§ **GIVEN PROBLEM**
Count every line below in which "race" occurs, then give only the count.

§ **ENTRIES SHOWN**
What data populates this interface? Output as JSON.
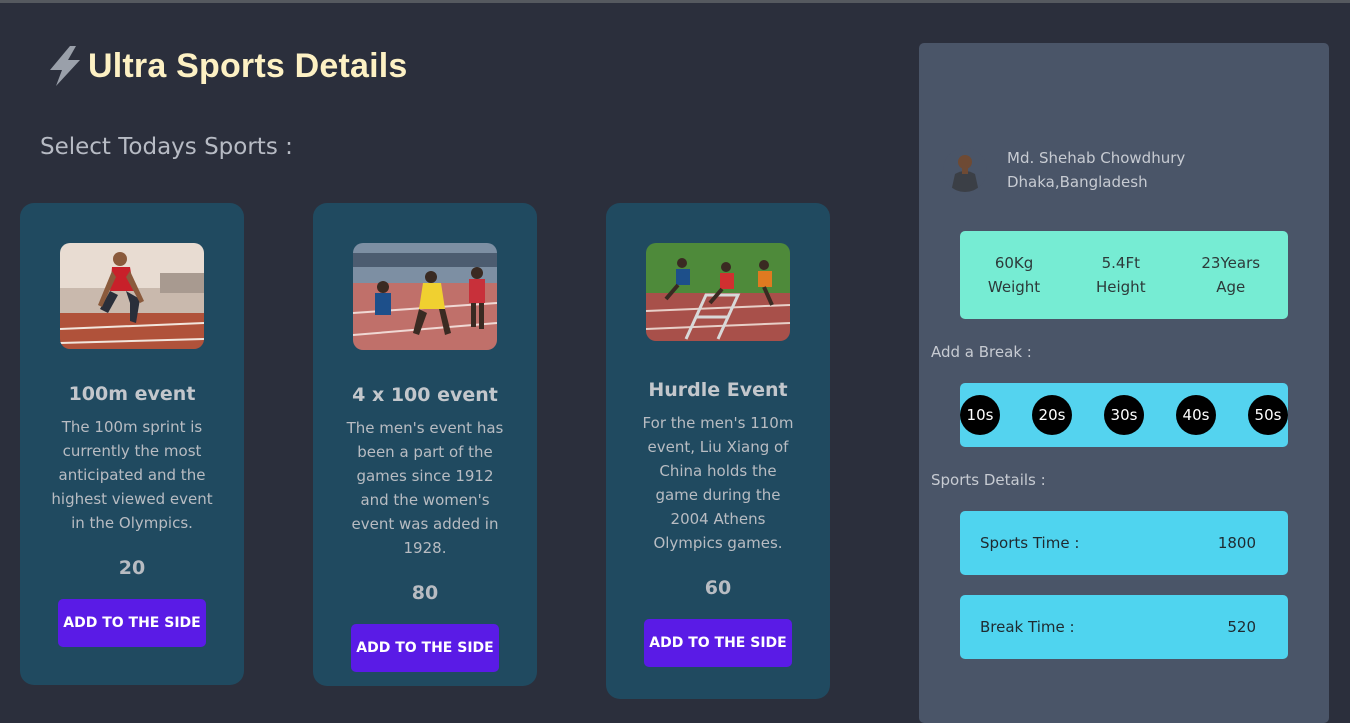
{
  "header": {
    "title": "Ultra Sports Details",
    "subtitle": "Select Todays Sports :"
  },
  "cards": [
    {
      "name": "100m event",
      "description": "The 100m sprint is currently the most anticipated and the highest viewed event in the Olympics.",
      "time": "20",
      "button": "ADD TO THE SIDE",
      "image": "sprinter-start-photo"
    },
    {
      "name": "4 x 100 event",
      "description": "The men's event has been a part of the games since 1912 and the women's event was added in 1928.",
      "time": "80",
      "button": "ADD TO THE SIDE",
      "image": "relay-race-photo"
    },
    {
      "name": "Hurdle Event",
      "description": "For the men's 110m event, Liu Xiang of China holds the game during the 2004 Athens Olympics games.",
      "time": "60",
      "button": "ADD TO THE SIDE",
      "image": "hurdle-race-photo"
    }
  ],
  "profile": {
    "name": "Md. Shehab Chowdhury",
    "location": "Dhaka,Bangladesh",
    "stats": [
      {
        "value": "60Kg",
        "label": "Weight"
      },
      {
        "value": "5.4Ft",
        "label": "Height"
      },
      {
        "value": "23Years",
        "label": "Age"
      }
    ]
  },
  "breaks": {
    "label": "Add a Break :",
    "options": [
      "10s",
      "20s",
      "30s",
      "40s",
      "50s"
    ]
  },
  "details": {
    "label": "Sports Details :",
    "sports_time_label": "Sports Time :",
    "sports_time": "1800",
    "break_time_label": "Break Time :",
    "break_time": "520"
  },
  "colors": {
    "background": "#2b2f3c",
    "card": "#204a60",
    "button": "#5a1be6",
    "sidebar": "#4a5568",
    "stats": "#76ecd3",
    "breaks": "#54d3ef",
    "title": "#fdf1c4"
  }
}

§ **RESULT FOR THIS EXERCISE**
2